Exercise instructions
Please print all of the material below, word for word.

Items
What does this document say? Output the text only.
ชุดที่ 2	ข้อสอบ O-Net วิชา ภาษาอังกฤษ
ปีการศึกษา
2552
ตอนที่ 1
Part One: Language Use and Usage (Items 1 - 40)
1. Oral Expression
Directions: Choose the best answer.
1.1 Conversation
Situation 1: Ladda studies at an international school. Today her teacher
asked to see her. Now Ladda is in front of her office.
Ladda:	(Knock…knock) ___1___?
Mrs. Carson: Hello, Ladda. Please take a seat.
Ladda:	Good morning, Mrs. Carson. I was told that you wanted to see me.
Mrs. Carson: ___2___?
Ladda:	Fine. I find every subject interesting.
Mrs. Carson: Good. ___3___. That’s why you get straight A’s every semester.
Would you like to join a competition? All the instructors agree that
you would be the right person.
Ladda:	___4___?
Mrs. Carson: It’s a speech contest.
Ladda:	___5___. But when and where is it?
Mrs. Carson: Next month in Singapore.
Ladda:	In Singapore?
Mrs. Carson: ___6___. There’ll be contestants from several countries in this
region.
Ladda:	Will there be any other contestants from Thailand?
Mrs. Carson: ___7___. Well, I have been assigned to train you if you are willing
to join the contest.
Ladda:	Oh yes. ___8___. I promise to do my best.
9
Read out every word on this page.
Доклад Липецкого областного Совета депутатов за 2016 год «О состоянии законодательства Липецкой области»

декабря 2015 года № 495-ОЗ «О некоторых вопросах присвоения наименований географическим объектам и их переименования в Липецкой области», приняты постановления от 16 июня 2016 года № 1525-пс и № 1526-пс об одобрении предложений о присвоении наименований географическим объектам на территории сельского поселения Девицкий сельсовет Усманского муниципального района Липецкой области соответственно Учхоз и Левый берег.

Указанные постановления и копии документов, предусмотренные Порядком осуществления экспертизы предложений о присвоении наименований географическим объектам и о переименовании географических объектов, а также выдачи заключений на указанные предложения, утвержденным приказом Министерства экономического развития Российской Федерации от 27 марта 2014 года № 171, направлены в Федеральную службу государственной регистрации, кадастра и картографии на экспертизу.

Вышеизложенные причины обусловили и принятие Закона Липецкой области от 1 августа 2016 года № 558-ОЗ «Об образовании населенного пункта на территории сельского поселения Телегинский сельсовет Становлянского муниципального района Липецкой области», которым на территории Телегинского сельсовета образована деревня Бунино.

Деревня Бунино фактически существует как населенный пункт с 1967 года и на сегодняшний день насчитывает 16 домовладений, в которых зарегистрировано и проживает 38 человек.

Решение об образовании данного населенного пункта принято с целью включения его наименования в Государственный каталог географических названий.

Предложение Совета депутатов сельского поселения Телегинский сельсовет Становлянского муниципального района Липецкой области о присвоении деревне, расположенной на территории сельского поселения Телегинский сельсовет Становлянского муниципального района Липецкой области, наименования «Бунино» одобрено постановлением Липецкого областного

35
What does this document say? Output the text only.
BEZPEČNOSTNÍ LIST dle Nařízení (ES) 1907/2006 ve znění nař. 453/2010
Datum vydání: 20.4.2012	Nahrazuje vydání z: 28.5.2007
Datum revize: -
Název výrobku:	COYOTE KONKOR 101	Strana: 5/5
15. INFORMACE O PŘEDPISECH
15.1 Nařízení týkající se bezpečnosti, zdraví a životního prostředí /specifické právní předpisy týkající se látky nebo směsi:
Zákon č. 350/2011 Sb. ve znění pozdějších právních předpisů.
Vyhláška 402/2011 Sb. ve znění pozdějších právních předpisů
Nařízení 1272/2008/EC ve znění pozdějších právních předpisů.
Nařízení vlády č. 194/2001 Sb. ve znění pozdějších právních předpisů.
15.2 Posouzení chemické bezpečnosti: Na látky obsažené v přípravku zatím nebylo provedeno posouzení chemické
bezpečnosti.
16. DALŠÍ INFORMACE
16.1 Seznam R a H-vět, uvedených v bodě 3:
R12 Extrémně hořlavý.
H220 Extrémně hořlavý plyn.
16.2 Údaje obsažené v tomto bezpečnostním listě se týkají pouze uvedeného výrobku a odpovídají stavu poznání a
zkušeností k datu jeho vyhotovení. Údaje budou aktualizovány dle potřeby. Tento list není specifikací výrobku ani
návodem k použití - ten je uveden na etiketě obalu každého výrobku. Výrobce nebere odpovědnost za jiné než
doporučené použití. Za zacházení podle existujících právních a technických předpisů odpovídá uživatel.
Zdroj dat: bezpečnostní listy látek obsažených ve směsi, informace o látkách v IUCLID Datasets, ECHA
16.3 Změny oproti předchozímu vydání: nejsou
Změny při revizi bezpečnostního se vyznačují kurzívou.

Solution to the exercise
What does this document say? Output the text only.
ชุดที่ 2	ข้อสอบ O-Net วิชา ภาษาอังกฤษ
ปีการศึกษา
2552
ตอนที่ 1
Part One: Language Use and Usage (Items 1 - 40)
1. Oral Expression
Directions: Choose the best answer.
1.1 Conversation
Situation 1: Ladda studies at an international school. Today her teacher
asked to see her. Now Ladda is in front of her office.
Ladda:	(Knock…knock) ___1___?
Mrs. Carson: Hello, Ladda. Please take a seat.
Ladda:	Good morning, Mrs. Carson. I was told that you wanted to see me.
Mrs. Carson: ___2___?
Ladda:	Fine. I find every subject interesting.
Mrs. Carson: Good. ___3___. That’s why you get straight A’s every semester.
Would you like to join a competition? All the instructors agree that
you would be the right person.
Ladda:	___4___?
Mrs. Carson: It’s a speech contest.
Ladda:	___5___. But when and where is it?
Mrs. Carson: Next month in Singapore.
Ladda:	In Singapore?
Mrs. Carson: ___6___. There’ll be contestants from several countries in this
region.
Ladda:	Will there be any other contestants from Thailand?
Mrs. Carson: ___7___. Well, I have been assigned to train you if you are willing
to join the contest.
Ladda:	Oh yes. ___8___. I promise to do my best.
9
Read out every word on this page.
Доклад Липецкого областного Совета депутатов за 2016 год «О состоянии законодательства Липецкой области»

декабря 2015 года № 495-ОЗ «О некоторых вопросах присвоения наименований географическим объектам и их переименования в Липецкой области», приняты постановления от 16 июня 2016 года № 1525-пс и № 1526-пс об одобрении предложений о присвоении наименований географическим объектам на территории сельского поселения Девицкий сельсовет Усманского муниципального района Липецкой области соответственно Учхоз и Левый берег.

Указанные постановления и копии документов, предусмотренные Порядком осуществления экспертизы предложений о присвоении наименований географическим объектам и о переименовании географических объектов, а также выдачи заключений на указанные предложения, утвержденным приказом Министерства экономического развития Российской Федерации от 27 марта 2014 года № 171, направлены в Федеральную службу государственной регистрации, кадастра и картографии на экспертизу.

Вышеизложенные причины обусловили и принятие Закона Липецкой области от 1 августа 2016 года № 558-ОЗ «Об образовании населенного пункта на территории сельского поселения Телегинский сельсовет Становлянского муниципального района Липецкой области», которым на территории Телегинского сельсовета образована деревня Бунино.

Деревня Бунино фактически существует как населенный пункт с 1967 года и на сегодняшний день насчитывает 16 домовладений, в которых зарегистрировано и проживает 38 человек.

Решение об образовании данного населенного пункта принято с целью включения его наименования в Государственный каталог географических названий.

Предложение Совета депутатов сельского поселения Телегинский сельсовет Становлянского муниципального района Липецкой области о присвоении деревне, расположенной на территории сельского поселения Телегинский сельсовет Становлянского муниципального района Липецкой области, наименования «Бунино» одобрено постановлением Липецкого областного

35
What does this document say? Output the text only.
BEZPEČNOSTNÍ LIST dle Nařízení (ES) 1907/2006 ve znění nař. 453/2010
Datum vydání: 20.4.2012	Nahrazuje vydání z: 28.5.2007
Datum revize: -
Název výrobku:	COYOTE KONKOR 101	Strana: 5/5
15. INFORMACE O PŘEDPISECH
15.1 Nařízení týkající se bezpečnosti, zdraví a životního prostředí /specifické právní předpisy týkající se látky nebo směsi:
Zákon č. 350/2011 Sb. ve znění pozdějších právních předpisů.
Vyhláška 402/2011 Sb. ve znění pozdějších právních předpisů
Nařízení 1272/2008/EC ve znění pozdějších právních předpisů.
Nařízení vlády č. 194/2001 Sb. ve znění pozdějších právních předpisů.
15.2 Posouzení chemické bezpečnosti: Na látky obsažené v přípravku zatím nebylo provedeno posouzení chemické
bezpečnosti.
16. DALŠÍ INFORMACE
16.1 Seznam R a H-vět, uvedených v bodě 3:
R12 Extrémně hořlavý.
H220 Extrémně hořlavý plyn.
16.2 Údaje obsažené v tomto bezpečnostním listě se týkají pouze uvedeného výrobku a odpovídají stavu poznání a
zkušeností k datu jeho vyhotovení. Údaje budou aktualizovány dle potřeby. Tento list není specifikací výrobku ani
návodem k použití - ten je uveden na etiketě obalu každého výrobku. Výrobce nebere odpovědnost za jiné než
doporučené použití. Za zacházení podle existujících právních a technických předpisů odpovídá uživatel.
Zdroj dat: bezpečnostní listy látek obsažených ve směsi, informace o látkách v IUCLID Datasets, ECHA
16.3 Změny oproti předchozímu vydání: nejsou
Změny při revizi bezpečnostního se vyznačují kurzívou.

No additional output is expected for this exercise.